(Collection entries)

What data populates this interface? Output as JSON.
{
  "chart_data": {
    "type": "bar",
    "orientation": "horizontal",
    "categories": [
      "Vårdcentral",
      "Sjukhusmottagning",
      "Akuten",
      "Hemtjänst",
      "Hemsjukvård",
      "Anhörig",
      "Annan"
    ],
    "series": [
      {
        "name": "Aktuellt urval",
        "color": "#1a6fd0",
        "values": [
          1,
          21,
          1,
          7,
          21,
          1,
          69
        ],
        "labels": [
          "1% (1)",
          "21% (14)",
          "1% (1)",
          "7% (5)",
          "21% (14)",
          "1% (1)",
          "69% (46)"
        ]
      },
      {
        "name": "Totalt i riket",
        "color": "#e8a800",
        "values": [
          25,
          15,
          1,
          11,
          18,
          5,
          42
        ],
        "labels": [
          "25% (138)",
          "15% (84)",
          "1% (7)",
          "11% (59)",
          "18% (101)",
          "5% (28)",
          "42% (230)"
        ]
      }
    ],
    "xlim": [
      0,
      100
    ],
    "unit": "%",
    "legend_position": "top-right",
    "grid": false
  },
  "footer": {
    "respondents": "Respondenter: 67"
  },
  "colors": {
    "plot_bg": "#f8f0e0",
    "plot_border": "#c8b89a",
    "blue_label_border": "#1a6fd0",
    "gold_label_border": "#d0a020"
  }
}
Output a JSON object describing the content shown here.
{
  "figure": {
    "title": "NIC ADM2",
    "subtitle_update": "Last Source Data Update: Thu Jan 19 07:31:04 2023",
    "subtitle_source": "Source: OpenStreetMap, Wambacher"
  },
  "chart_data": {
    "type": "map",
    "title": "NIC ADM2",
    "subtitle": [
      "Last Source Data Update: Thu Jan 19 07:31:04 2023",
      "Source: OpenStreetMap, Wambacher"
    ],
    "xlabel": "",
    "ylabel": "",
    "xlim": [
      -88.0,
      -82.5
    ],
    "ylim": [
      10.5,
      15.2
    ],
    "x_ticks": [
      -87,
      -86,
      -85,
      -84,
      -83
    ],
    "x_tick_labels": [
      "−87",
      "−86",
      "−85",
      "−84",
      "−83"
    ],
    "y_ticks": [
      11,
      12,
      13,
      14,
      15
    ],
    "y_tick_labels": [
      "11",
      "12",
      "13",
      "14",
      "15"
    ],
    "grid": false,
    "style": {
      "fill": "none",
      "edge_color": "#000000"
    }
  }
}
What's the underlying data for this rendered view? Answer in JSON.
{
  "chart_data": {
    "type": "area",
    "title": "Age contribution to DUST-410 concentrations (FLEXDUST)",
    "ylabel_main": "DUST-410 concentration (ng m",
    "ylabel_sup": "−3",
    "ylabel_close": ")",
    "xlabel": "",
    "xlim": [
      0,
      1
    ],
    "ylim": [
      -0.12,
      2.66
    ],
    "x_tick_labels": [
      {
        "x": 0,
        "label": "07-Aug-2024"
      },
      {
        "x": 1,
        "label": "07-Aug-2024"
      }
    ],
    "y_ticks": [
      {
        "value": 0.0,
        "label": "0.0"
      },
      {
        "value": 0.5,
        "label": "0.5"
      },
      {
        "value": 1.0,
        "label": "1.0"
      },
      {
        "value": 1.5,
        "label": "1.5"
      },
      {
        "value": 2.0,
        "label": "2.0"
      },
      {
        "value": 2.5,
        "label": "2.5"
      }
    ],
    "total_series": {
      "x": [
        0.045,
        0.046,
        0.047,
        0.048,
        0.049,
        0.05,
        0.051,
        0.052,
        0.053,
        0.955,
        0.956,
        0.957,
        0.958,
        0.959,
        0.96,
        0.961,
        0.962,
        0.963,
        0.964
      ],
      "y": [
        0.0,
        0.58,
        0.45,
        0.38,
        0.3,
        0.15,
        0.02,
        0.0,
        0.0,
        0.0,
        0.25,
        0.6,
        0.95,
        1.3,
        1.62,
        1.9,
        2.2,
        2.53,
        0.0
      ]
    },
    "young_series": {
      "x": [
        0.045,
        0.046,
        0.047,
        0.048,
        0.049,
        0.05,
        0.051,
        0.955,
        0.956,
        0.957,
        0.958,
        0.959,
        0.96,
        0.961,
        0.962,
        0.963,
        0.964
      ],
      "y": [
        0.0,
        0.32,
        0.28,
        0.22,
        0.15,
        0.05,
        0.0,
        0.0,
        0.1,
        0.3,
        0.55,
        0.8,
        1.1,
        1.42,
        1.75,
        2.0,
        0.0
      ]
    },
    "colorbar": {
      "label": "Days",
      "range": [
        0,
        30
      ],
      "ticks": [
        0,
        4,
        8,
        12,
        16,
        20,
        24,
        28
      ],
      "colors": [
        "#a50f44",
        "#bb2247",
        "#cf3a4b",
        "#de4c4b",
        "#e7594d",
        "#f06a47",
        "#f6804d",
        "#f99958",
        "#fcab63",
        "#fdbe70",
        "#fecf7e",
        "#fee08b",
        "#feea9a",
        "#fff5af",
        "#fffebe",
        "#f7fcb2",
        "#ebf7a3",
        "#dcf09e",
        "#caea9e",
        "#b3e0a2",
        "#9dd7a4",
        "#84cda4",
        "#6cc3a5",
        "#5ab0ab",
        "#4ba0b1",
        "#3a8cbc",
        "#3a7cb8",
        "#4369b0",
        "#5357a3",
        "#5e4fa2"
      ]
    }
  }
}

Exercise task:
Track down every line holding the string "DUST" and copy it.

The answer:
    "title": "Age contribution to DUST-410 concentrations (FLEXDUST)",
    "ylabel_main": "DUST-410 concentration (ng m",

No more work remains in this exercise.